◆ **GOAL**
Copy the data word for word, keeping every line.
----
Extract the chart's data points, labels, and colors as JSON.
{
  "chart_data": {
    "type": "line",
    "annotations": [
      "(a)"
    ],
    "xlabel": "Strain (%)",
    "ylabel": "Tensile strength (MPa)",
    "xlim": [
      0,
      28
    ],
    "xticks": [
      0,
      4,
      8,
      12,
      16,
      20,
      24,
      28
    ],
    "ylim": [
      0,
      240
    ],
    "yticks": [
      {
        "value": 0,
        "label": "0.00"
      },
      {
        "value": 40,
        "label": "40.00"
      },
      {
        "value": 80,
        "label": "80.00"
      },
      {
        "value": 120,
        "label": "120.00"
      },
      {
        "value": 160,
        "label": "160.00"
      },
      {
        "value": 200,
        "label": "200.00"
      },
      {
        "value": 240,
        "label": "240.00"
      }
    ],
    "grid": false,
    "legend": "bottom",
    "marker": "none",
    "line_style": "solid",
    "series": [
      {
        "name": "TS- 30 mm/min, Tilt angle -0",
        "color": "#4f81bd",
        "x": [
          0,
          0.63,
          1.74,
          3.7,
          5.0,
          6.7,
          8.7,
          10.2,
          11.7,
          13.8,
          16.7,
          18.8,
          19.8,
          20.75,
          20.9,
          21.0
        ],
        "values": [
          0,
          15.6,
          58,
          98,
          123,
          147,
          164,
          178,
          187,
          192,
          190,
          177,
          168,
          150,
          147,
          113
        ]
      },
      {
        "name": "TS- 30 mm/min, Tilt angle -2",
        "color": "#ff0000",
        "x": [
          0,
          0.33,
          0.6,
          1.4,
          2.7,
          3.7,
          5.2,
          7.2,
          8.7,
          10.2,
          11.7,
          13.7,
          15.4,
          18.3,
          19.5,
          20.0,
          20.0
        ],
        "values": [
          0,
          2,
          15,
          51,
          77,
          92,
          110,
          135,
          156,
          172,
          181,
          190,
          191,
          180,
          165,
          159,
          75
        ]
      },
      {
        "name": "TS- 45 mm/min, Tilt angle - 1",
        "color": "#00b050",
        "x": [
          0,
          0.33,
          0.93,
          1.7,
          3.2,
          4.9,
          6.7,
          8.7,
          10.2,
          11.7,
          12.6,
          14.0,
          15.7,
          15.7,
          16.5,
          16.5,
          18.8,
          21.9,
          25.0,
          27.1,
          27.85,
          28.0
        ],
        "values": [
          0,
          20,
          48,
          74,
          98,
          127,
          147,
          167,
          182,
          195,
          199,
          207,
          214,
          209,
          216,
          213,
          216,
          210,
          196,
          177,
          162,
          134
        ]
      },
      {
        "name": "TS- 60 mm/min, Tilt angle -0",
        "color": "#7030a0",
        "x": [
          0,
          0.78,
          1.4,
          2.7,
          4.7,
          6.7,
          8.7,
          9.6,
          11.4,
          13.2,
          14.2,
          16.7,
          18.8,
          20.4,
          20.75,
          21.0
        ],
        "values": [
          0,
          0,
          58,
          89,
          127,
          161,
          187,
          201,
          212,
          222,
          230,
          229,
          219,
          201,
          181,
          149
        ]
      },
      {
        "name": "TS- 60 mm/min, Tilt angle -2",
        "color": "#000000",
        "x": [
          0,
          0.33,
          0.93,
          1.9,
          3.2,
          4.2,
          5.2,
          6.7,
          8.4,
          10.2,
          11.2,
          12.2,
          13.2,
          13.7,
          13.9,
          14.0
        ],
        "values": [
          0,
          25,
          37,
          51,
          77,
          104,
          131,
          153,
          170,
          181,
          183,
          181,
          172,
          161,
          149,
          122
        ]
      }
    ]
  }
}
----
◆ **WRITTEN SOLUTION**
Extract the chart's data points, labels, and colors as JSON.
{
  "chart_data": {
    "type": "line",
    "annotations": [
      "(a)"
    ],
    "xlabel": "Strain (%)",
    "ylabel": "Tensile strength (MPa)",
    "xlim": [
      0,
      28
    ],
    "xticks": [
      0,
      4,
      8,
      12,
      16,
      20,
      24,
      28
    ],
    "ylim": [
      0,
      240
    ],
    "yticks": [
      {
        "value": 0,
        "label": "0.00"
      },
      {
        "value": 40,
        "label": "40.00"
      },
      {
        "value": 80,
        "label": "80.00"
      },
      {
        "value": 120,
        "label": "120.00"
      },
      {
        "value": 160,
        "label": "160.00"
      },
      {
        "value": 200,
        "label": "200.00"
      },
      {
        "value": 240,
        "label": "240.00"
      }
    ],
    "grid": false,
    "legend": "bottom",
    "marker": "none",
    "line_style": "solid",
    "series": [
      {
        "name": "TS- 30 mm/min, Tilt angle -0",
        "color": "#4f81bd",
        "x": [
          0,
          0.63,
          1.74,
          3.7,
          5.0,
          6.7,
          8.7,
          10.2,
          11.7,
          13.8,
          16.7,
          18.8,
          19.8,
          20.75,
          20.9,
          21.0
        ],
        "values": [
          0,
          15.6,
          58,
          98,
          123,
          147,
          164,
          178,
          187,
          192,
          190,
          177,
          168,
          150,
          147,
          113
        ]
      },
      {
        "name": "TS- 30 mm/min, Tilt angle -2",
        "color": "#ff0000",
        "x": [
          0,
          0.33,
          0.6,
          1.4,
          2.7,
          3.7,
          5.2,
          7.2,
          8.7,
          10.2,
          11.7,
          13.7,
          15.4,
          18.3,
          19.5,
          20.0,
          20.0
        ],
        "values": [
          0,
          2,
          15,
          51,
          77,
          92,
          110,
          135,
          156,
          172,
          181,
          190,
          191,
          180,
          165,
          159,
          75
        ]
      },
      {
        "name": "TS- 45 mm/min, Tilt angle - 1",
        "color": "#00b050",
        "x": [
          0,
          0.33,
          0.93,
          1.7,
          3.2,
          4.9,
          6.7,
          8.7,
          10.2,
          11.7,
          12.6,
          14.0,
          15.7,
          15.7,
          16.5,
          16.5,
          18.8,
          21.9,
          25.0,
          27.1,
          27.85,
          28.0
        ],
        "values": [
          0,
          20,
          48,
          74,
          98,
          127,
          147,
          167,
          182,
          195,
          199,
          207,
          214,
          209,
          216,
          213,
          216,
          210,
          196,
          177,
          162,
          134
        ]
      },
      {
        "name": "TS- 60 mm/min, Tilt angle -0",
        "color": "#7030a0",
        "x": [
          0,
          0.78,
          1.4,
          2.7,
          4.7,
          6.7,
          8.7,
          9.6,
          11.4,
          13.2,
          14.2,
          16.7,
          18.8,
          20.4,
          20.75,
          21.0
        ],
        "values": [
          0,
          0,
          58,
          89,
          127,
          161,
          187,
          201,
          212,
          222,
          230,
          229,
          219,
          201,
          181,
          149
        ]
      },
      {
        "name": "TS- 60 mm/min, Tilt angle -2",
        "color": "#000000",
        "x": [
          0,
          0.33,
          0.93,
          1.9,
          3.2,
          4.2,
          5.2,
          6.7,
          8.4,
          10.2,
          11.2,
          12.2,
          13.2,
          13.7,
          13.9,
          14.0
        ],
        "values": [
          0,
          25,
          37,
          51,
          77,
          104,
          131,
          153,
          170,
          181,
          183,
          181,
          172,
          161,
          149,
          122
        ]
      }
    ]
  }
}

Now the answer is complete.